#### Exercise aim
Repeat each record exactly. Any picture gets left out.
━━━━━━━━━━━━━━━━━━━━
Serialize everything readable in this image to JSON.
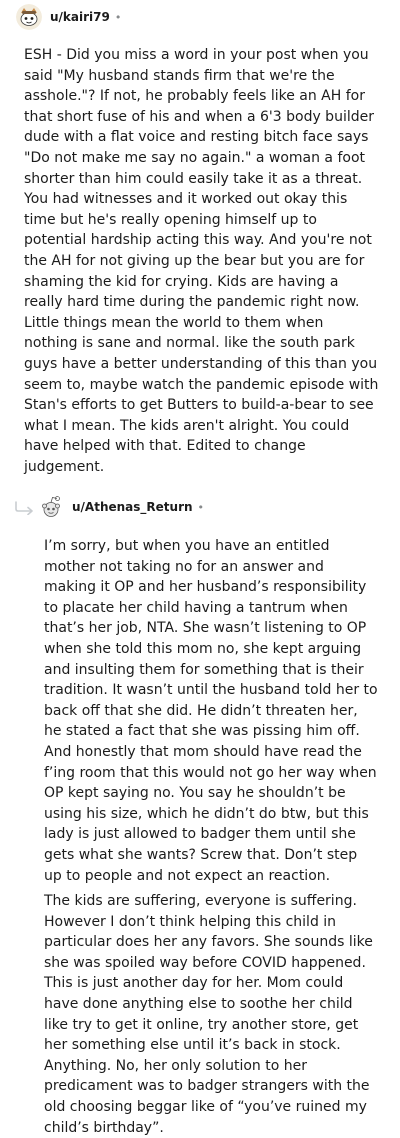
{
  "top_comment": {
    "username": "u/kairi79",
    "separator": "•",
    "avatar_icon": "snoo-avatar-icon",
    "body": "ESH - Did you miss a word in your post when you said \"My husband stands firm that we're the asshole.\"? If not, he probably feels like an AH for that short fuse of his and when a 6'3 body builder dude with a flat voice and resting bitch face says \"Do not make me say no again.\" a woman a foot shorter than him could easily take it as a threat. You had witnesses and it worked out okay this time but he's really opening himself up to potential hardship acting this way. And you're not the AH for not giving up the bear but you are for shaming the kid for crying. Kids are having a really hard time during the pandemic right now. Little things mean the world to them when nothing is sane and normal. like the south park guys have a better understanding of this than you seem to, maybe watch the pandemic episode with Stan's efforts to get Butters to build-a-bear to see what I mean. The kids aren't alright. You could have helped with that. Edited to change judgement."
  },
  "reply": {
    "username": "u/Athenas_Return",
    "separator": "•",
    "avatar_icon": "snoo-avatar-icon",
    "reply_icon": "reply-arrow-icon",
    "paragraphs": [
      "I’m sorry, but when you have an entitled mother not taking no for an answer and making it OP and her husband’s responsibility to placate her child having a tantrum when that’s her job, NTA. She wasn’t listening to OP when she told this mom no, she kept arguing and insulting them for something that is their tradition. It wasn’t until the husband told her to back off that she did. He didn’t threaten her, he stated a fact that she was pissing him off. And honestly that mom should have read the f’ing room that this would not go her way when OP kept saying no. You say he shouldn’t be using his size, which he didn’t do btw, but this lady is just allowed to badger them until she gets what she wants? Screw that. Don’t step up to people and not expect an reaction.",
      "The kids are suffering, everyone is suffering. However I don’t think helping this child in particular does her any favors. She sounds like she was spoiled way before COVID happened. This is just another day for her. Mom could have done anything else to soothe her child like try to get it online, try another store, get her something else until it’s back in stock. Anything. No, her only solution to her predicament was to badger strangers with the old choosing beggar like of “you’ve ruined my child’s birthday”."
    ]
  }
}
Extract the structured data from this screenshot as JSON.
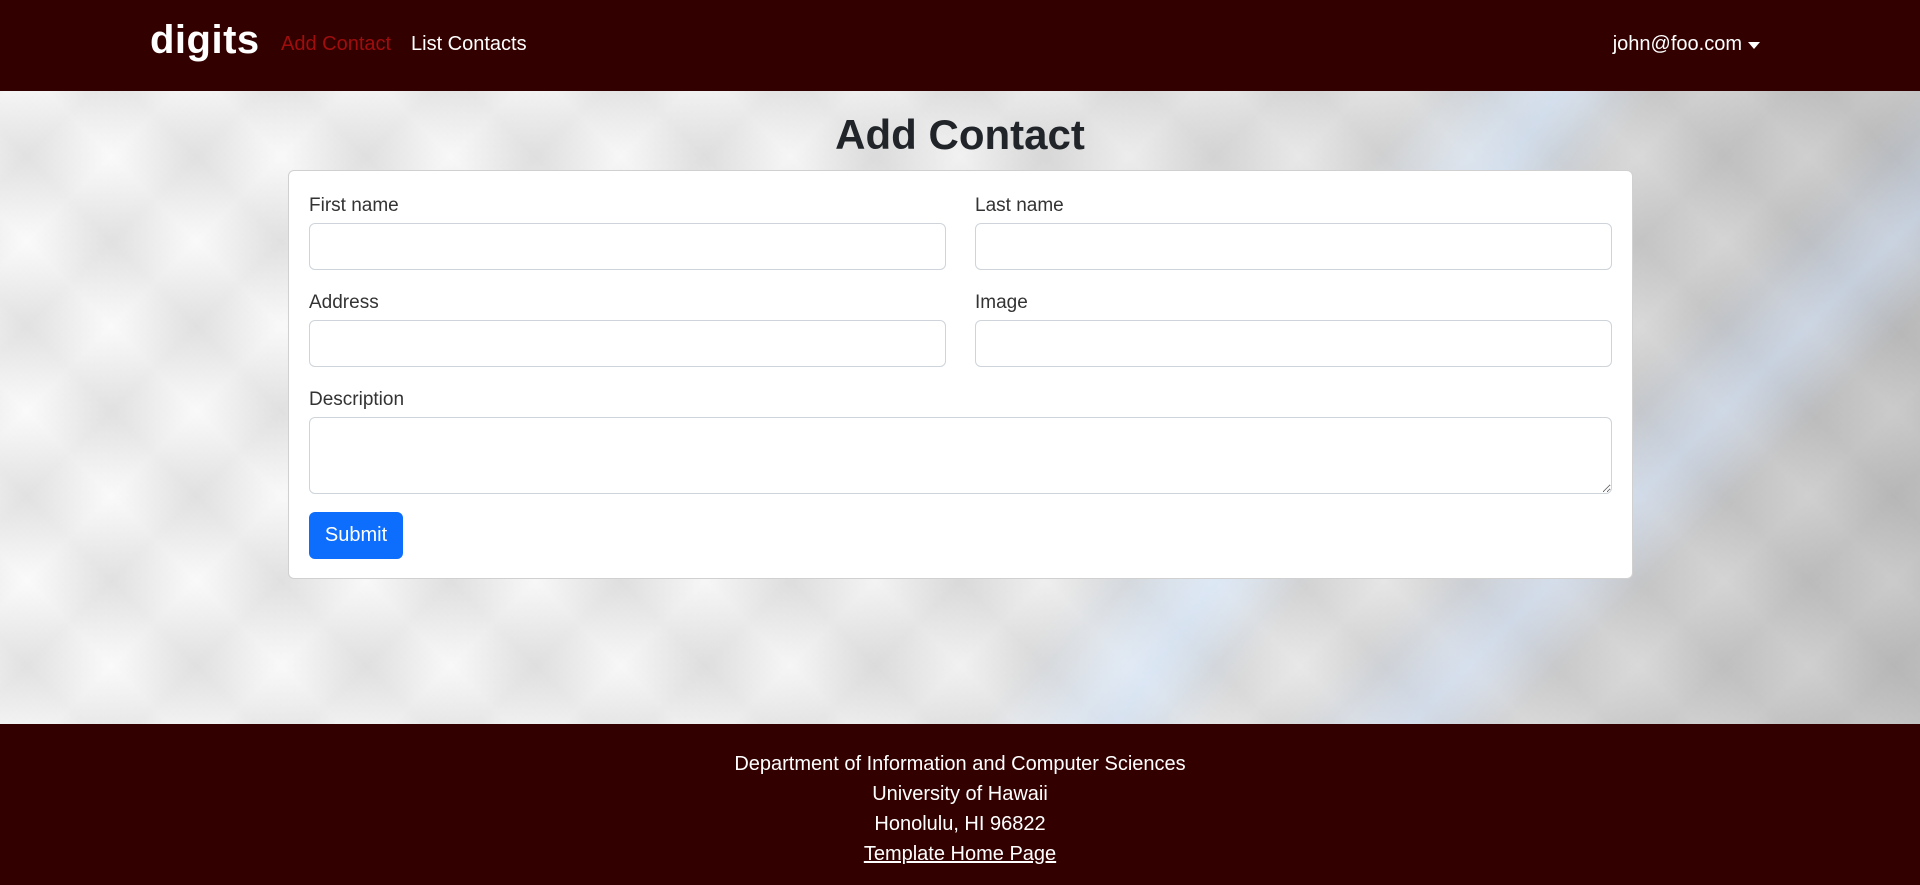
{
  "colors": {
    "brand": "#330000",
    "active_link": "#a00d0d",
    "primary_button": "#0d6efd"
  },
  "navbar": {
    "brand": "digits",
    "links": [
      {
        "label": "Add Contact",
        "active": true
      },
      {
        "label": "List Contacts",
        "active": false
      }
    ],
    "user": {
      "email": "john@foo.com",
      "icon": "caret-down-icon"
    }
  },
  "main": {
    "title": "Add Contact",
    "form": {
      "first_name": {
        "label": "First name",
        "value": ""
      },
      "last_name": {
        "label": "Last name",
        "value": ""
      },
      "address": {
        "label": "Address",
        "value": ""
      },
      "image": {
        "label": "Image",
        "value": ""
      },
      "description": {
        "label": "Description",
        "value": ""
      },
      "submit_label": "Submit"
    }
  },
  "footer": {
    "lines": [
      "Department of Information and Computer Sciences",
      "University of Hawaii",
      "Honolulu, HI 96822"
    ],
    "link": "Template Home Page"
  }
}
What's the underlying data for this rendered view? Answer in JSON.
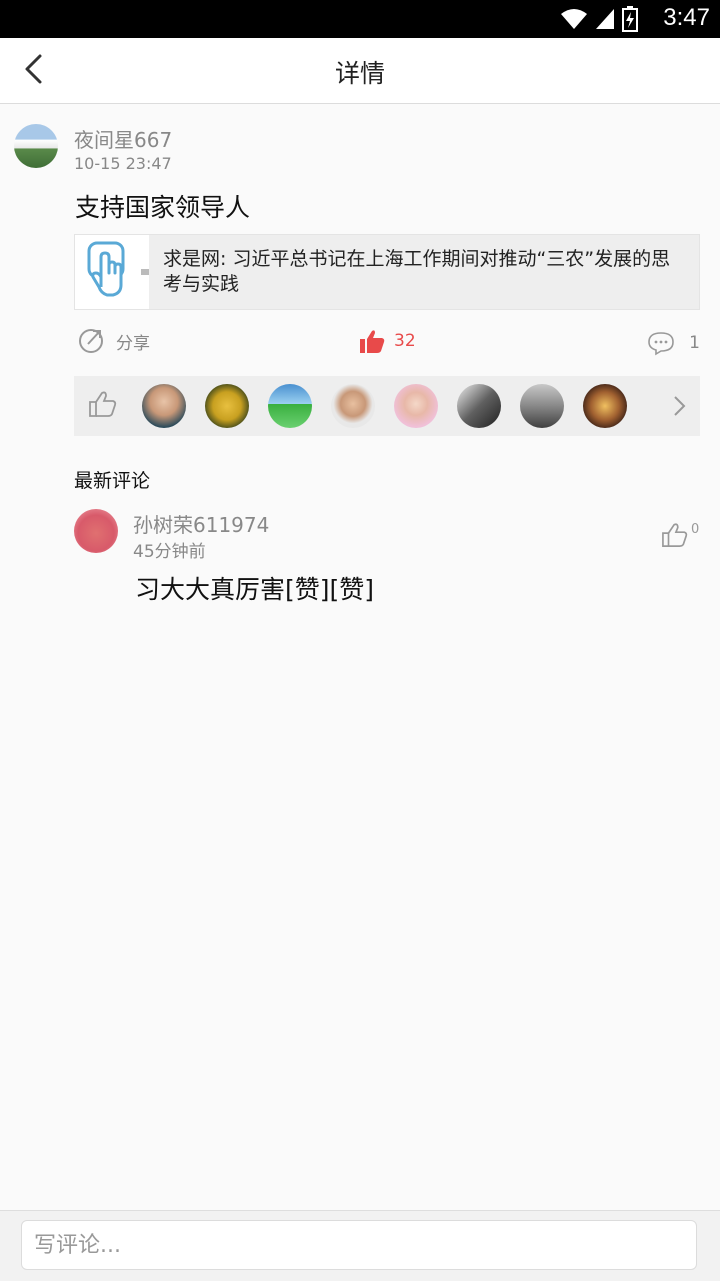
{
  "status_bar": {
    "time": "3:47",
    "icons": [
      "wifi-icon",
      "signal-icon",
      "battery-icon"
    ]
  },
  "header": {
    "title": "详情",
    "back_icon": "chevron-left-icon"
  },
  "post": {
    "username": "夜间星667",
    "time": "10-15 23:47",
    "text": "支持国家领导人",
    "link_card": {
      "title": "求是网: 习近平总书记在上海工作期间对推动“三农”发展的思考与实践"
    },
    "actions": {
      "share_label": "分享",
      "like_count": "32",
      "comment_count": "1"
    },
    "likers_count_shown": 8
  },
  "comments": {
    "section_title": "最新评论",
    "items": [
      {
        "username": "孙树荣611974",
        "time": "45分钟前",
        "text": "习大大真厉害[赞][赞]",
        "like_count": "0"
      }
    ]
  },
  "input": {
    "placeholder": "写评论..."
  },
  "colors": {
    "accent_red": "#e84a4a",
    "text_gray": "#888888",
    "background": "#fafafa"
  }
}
━━━━━━━━━━━━━━━━━━━━
#### Expected output
Serialize everything readable in this image to JSON.
{
  "top_comment": {
    "username": "u/kairi79",
    "separator": "•",
    "avatar_icon": "snoo-avatar-icon",
    "body": "ESH - Did you miss a word in your post when you said \"My husband stands firm that we're the asshole.\"? If not, he probably feels like an AH for that short fuse of his and when a 6'3 body builder dude with a flat voice and resting bitch face says \"Do not make me say no again.\" a woman a foot shorter than him could easily take it as a threat. You had witnesses and it worked out okay this time but he's really opening himself up to potential hardship acting this way. And you're not the AH for not giving up the bear but you are for shaming the kid for crying. Kids are having a really hard time during the pandemic right now. Little things mean the world to them when nothing is sane and normal. like the south park guys have a better understanding of this than you seem to, maybe watch the pandemic episode with Stan's efforts to get Butters to build-a-bear to see what I mean. The kids aren't alright. You could have helped with that. Edited to change judgement."
  },
  "reply": {
    "username": "u/Athenas_Return",
    "separator": "•",
    "avatar_icon": "snoo-avatar-icon",
    "reply_icon": "reply-arrow-icon",
    "paragraphs": [
      "I’m sorry, but when you have an entitled mother not taking no for an answer and making it OP and her husband’s responsibility to placate her child having a tantrum when that’s her job, NTA. She wasn’t listening to OP when she told this mom no, she kept arguing and insulting them for something that is their tradition. It wasn’t until the husband told her to back off that she did. He didn’t threaten her, he stated a fact that she was pissing him off. And honestly that mom should have read the f’ing room that this would not go her way when OP kept saying no. You say he shouldn’t be using his size, which he didn’t do btw, but this lady is just allowed to badger them until she gets what she wants? Screw that. Don’t step up to people and not expect an reaction.",
      "The kids are suffering, everyone is suffering. However I don’t think helping this child in particular does her any favors. She sounds like she was spoiled way before COVID happened. This is just another day for her. Mom could have done anything else to soothe her child like try to get it online, try another store, get her something else until it’s back in stock. Anything. No, her only solution to her predicament was to badger strangers with the old choosing beggar like of “you’ve ruined my child’s birthday”."
    ]
  }
}
Extract the structured data from this screenshot as JSON.
{
  "colors": {
    "brand": "#330000",
    "active_link": "#a00d0d",
    "primary_button": "#0d6efd"
  },
  "navbar": {
    "brand": "digits",
    "links": [
      {
        "label": "Add Contact",
        "active": true
      },
      {
        "label": "List Contacts",
        "active": false
      }
    ],
    "user": {
      "email": "john@foo.com",
      "icon": "caret-down-icon"
    }
  },
  "main": {
    "title": "Add Contact",
    "form": {
      "first_name": {
        "label": "First name",
        "value": ""
      },
      "last_name": {
        "label": "Last name",
        "value": ""
      },
      "address": {
        "label": "Address",
        "value": ""
      },
      "image": {
        "label": "Image",
        "value": ""
      },
      "description": {
        "label": "Description",
        "value": ""
      },
      "submit_label": "Submit"
    }
  },
  "footer": {
    "lines": [
      "Department of Information and Computer Sciences",
      "University of Hawaii",
      "Honolulu, HI 96822"
    ],
    "link": "Template Home Page"
  }
}
What's the underlying data for this rendered view? Answer in JSON.
{
  "status_bar": {
    "time": "3:47",
    "icons": [
      "wifi-icon",
      "signal-icon",
      "battery-icon"
    ]
  },
  "header": {
    "title": "详情",
    "back_icon": "chevron-left-icon"
  },
  "post": {
    "username": "夜间星667",
    "time": "10-15 23:47",
    "text": "支持国家领导人",
    "link_card": {
      "title": "求是网: 习近平总书记在上海工作期间对推动“三农”发展的思考与实践"
    },
    "actions": {
      "share_label": "分享",
      "like_count": "32",
      "comment_count": "1"
    },
    "likers_count_shown": 8
  },
  "comments": {
    "section_title": "最新评论",
    "items": [
      {
        "username": "孙树荣611974",
        "time": "45分钟前",
        "text": "习大大真厉害[赞][赞]",
        "like_count": "0"
      }
    ]
  },
  "input": {
    "placeholder": "写评论..."
  },
  "colors": {
    "accent_red": "#e84a4a",
    "text_gray": "#888888",
    "background": "#fafafa"
  }
}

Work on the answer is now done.